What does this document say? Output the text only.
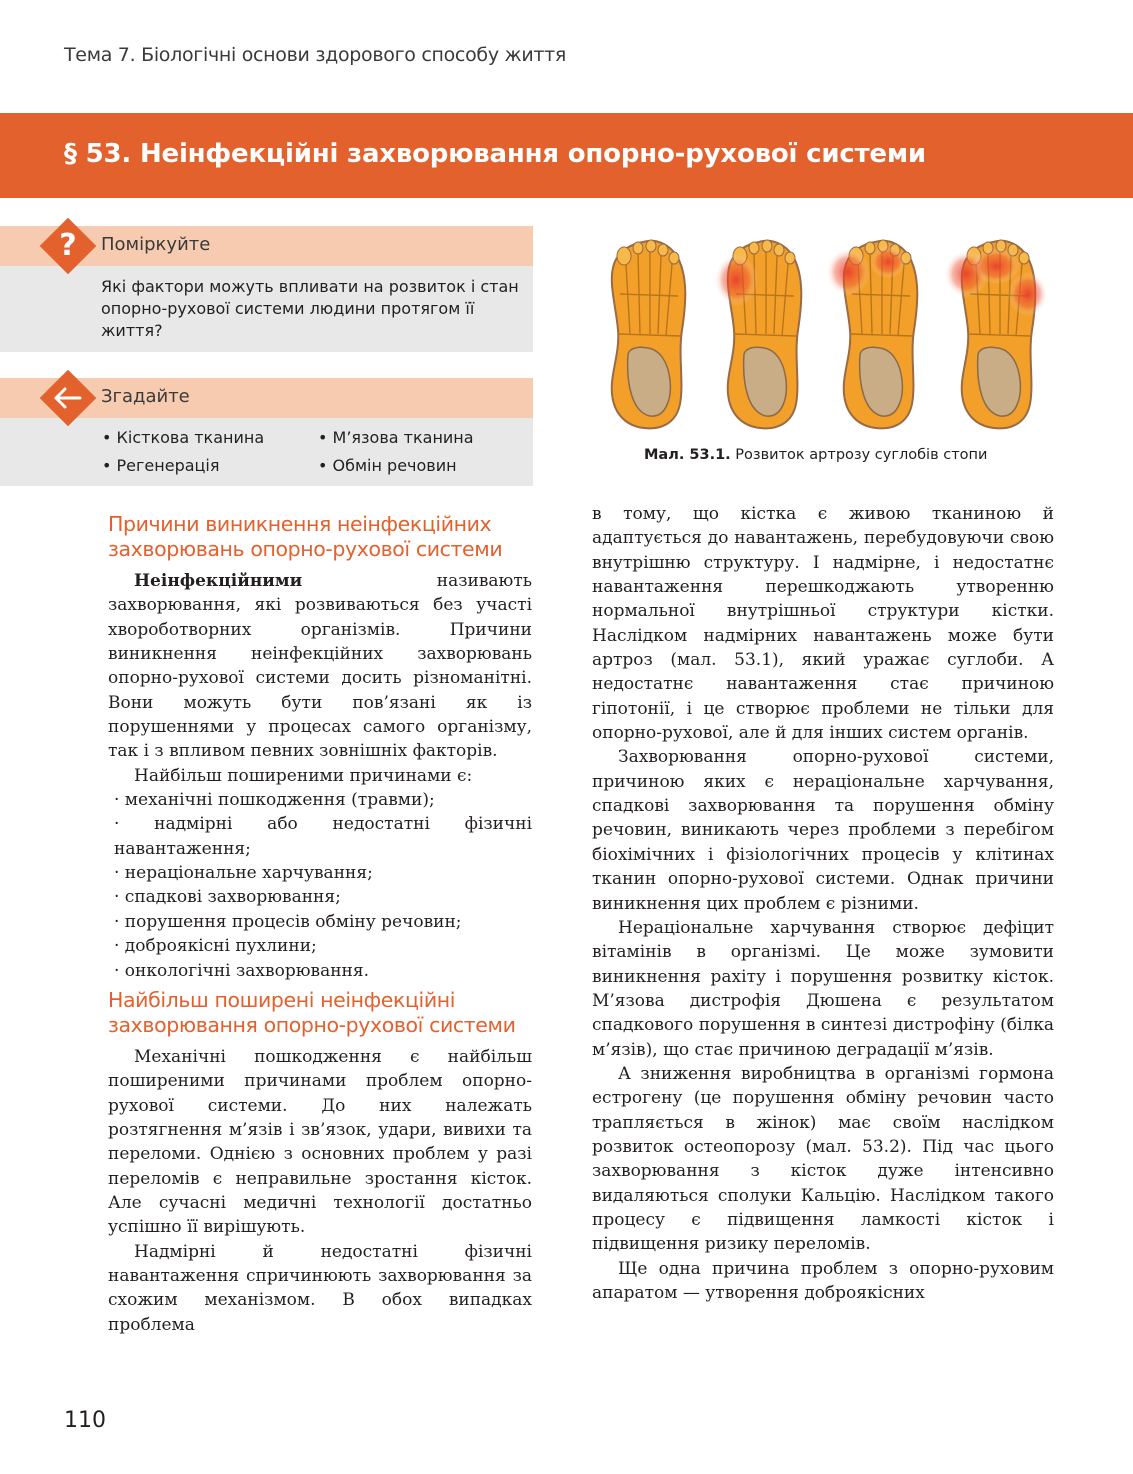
Тема 7. Біологічні основи здорового способу життя
§ 53. Неінфекційні захворювання опорно-рухової системи
Поміркуйте
?
Які фактори можуть впливати на розвиток і стан опорно-рухової системи людини протягом її життя?
Згадайте
• Кісткова тканина	• М’язова тканина
• Регенерація	• Обмін речовин
Мал. 53.1. Розвиток артрозу суглобів стопи
Причини виникнення неінфекційних захворювань опорно-рухової системи

Неінфекційними називають захворювання, які розвиваються без участі хвороботворних організмів. Причини виникнення неінфекційних захворювань опорно-рухової системи досить різноманітні. Вони можуть бути пов’язані як із порушеннями у процесах самого організму, так і з впливом певних зовнішніх факторів.

Найбільш поширеними причинами є:

· механічні пошкодження (травми);

· надмірні або недостатні фізичні навантаження;

· нераціональне харчування;

· спадкові захворювання;

· порушення процесів обміну речовин;

· доброякісні пухлини;

· онкологічні захворювання.

Найбільш поширені неінфекційні захворювання опорно-рухової системи

Механічні пошкодження є найбільш поширеними причинами проблем опорно-рухової системи. До них належать розтягнення м’язів і зв’язок, удари, вивихи та переломи. Однією з основних проблем у разі переломів є неправильне зростання кісток. Але сучасні медичні технології достатньо успішно її вирішують.

Надмірні й недостатні фізичні навантаження спричинюють захворювання за схожим механізмом. В обох випадках проблема

в тому, що кістка є живою тканиною й адаптується до навантажень, перебудовуючи свою внутрішню структуру. І надмірне, і недостатнє навантаження перешкоджають утворенню нормальної внутрішньої структури кістки. Наслідком надмірних навантажень може бути артроз (мал. 53.1), який уражає суглоби. А недостатнє навантаження стає причиною гіпотонії, і це створює проблеми не тільки для опорно-рухової, але й для інших систем органів.

Захворювання опорно-рухової системи, причиною яких є нераціональне харчування, спадкові захворювання та порушення обміну речовин, виникають через проблеми з перебігом біохімічних і фізіологічних процесів у клітинах тканин опорно-рухової системи. Однак причини виникнення цих проблем є різними.

Нераціональне харчування створює дефіцит вітамінів в організмі. Це може зумовити виникнення рахіту і порушення розвитку кісток. М’язова дистрофія Дюшена є результатом спадкового порушення в синтезі дистрофіну (білка м’язів), що стає причиною деградації м’язів.

А зниження виробництва в організмі гормона естрогену (це порушення обміну речовин часто трапляється в жінок) має своїм наслідком розвиток остеопорозу (мал. 53.2). Під час цього захворювання з кісток дуже інтенсивно видаляються сполуки Кальцію. Наслідком такого процесу є підвищення ламкості кісток і підвищення ризику переломів.

Ще одна причина проблем з опорно-руховим апаратом — утворення доброякісних

110
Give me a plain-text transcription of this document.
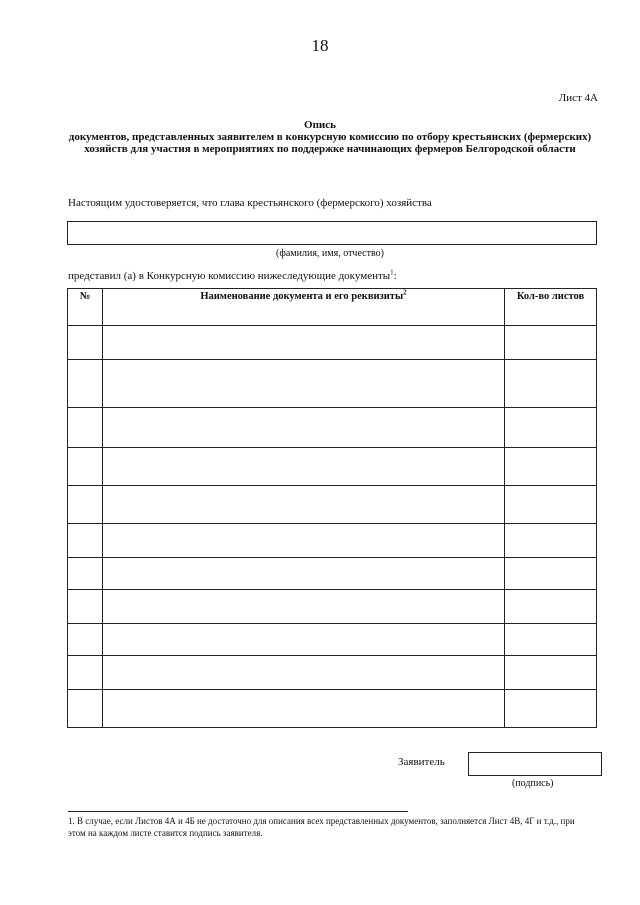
18
Лист 4А
Опись
документов, представленных заявителем в конкурсную комиссию по отбору крестьянских (фермерских) хозяйств для участия в мероприятиях по поддержке начинающих фермеров Белгородской области
Настоящим удостоверяется, что глава крестьянского (фермерского) хозяйства
(фамилия, имя, отчество)
представил (а) в Конкурсную комиссию нижеследующие документы$^1$:
№	Наименование документа и его реквизиты$^2$	Кол-во листов

Заявитель
(подпись)
1. В случае, если Листов 4А и 4Б не достаточно для описания всех представленных документов, заполняется Лист 4В, 4Г и т.д., при этом на каждом листе ставится подпись заявителя.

__Task statement__
Every line from the one with "Give me a plain-text" through the last line of the material gets printed exactly, and nothing more. Omit the pictures.

__Correct output__
Give me a plain-text transcription of this document.
18
Лист 4А
Опись
документов, представленных заявителем в конкурсную комиссию по отбору крестьянских (фермерских) хозяйств для участия в мероприятиях по поддержке начинающих фермеров Белгородской области
Настоящим удостоверяется, что глава крестьянского (фермерского) хозяйства
(фамилия, имя, отчество)
представил (а) в Конкурсную комиссию нижеследующие документы$^1$:
№	Наименование документа и его реквизиты$^2$	Кол-во листов

Заявитель
(подпись)
1. В случае, если Листов 4А и 4Б не достаточно для описания всех представленных документов, заполняется Лист 4В, 4Г и т.д., при этом на каждом листе ставится подпись заявителя.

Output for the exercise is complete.